O QUE PRODUZIR: Segundo o texto sobre a descoloração das borboletas da Amazônia, em que revista saiu o estudo cujo principal autor é Ricardo Spaniol?

== TEXTO DE LEITURA ==

Dois séculos depois, num momento em que o mundo sofre com as mudanças climáticas causadas pela industrialização e a queima de combustíveis fósseis, as borboletas voltam a alertar para um desequilíbrio ambiental: a destruição da maior floresta tropical da Terra.

— Mostramos pela primeira vez que a Amazônia está ficando menos colorida e perdendo os mais vistosos de seus habitantes devido ao desmatamento — afirma o biólogo Ricardo Spaniol, do Programa de Pós-Graduação em Ecologia da Universidade Federal do Rio Grande do Sul.

Spaniol é o principal autor do estudo “Discolouring the Amazon Rainforest”, sobre como o desmatamento afeta a coloração das borboletas amazônicas, publicado na revista Biodiversity & Conservation, uma das mais conceituadas da área ambiental.

O trabalho é uma parceria com o Programa de Pós-Graduação em Biologia Animal, da Universidade Federal de Pelotas; e do Centro para a Ecologia e Conservação da Universidade de Exeter, no Reino Unido.

Descoloração das espécies

“Um infinito número de espécies raras e curiosas (…) Algumas são amarelas, outras vermelho vivo, verde, roxas e azuis. Podem ter linhas metálicas e manchas prateadas e douradas. Asas transparentes como vidro (…) ou na forma de pétalas de flores”, escreveu em 1863 o britânico Henry Bates, na obra “Um naturalista no Rio Amazonas”. Especialista em borboletas, Bates foi parceiro de Alfred Russel Wallace, um dos pais do estudo da evolução e da seleção natural — e que detectou a perda de cores entre lepidópteros da Europa recém-industrial. Agora, o fenômeno se repete: os cientistas chamam o processo que deixaria Bates desolado de “descoloração da Amazônia”.

O estudo foi realizado na área do Projeto de Dinâmica Biológica de Fragmentos Florestais pertencente ao Instituto Nacional de Pesquisa da Amazônia (Inpa). É uma área de 1.000 km, 90 quilômetros ao norte de Manaus (AM), perfeita para o estudo por apresentar de áreas devastadas a florestas originais.

O projeto é o mais antigo do mundo sobre desmatamento, em curso há 40 anos.

— Temos dados sólidos da região e começamos a observar que havia mudança no padrão de cores de borboletas. Resolvemos então investigar e quantificar — explica Spaniol.

Os cientistas transformaram os gradientes de cor, brilho e transparência das asas de 60 espécies de borboletas e mariposas em números para medir a perturbação causada pela ação humana. Enquanto as áreas de floresta primária são coloridas pelas espécies mais exuberantes, nas recém-desmatadas reinam quase absolutas as pardacentas.

Isso acontece porque a floresta original, com a vegetação íntegra, oferece maior diversidade de plantas das quais esses insetos se alimentam. A paleta exuberante é resultado de diferenças e adaptações que caracterizam a riqueza natural que chamamos de biodiversidade. É um espetáculo construído durante milhões de anos de história evolutiva.

===
== ENTRADAS FORNECIDAS ==

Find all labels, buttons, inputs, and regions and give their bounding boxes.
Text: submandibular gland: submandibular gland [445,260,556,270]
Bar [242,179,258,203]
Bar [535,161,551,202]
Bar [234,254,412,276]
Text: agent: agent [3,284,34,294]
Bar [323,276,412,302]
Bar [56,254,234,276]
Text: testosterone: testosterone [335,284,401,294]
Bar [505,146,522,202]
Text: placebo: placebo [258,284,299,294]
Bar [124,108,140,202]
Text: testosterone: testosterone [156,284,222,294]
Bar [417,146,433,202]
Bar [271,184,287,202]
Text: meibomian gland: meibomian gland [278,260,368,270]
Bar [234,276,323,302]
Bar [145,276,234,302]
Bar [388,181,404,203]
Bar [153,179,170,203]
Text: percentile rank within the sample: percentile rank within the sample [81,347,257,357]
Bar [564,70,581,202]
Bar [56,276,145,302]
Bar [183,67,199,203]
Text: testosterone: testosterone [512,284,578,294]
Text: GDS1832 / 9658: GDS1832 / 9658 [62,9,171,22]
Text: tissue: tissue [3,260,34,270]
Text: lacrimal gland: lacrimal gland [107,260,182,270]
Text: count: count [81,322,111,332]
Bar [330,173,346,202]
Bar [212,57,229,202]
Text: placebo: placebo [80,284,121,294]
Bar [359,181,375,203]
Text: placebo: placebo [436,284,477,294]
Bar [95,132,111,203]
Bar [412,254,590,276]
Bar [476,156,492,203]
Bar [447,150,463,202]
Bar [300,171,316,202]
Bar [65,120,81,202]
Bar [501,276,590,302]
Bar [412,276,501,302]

===

RESPOSTA AO EXERCÍCIO: Na revista Biodiversity & Conservation.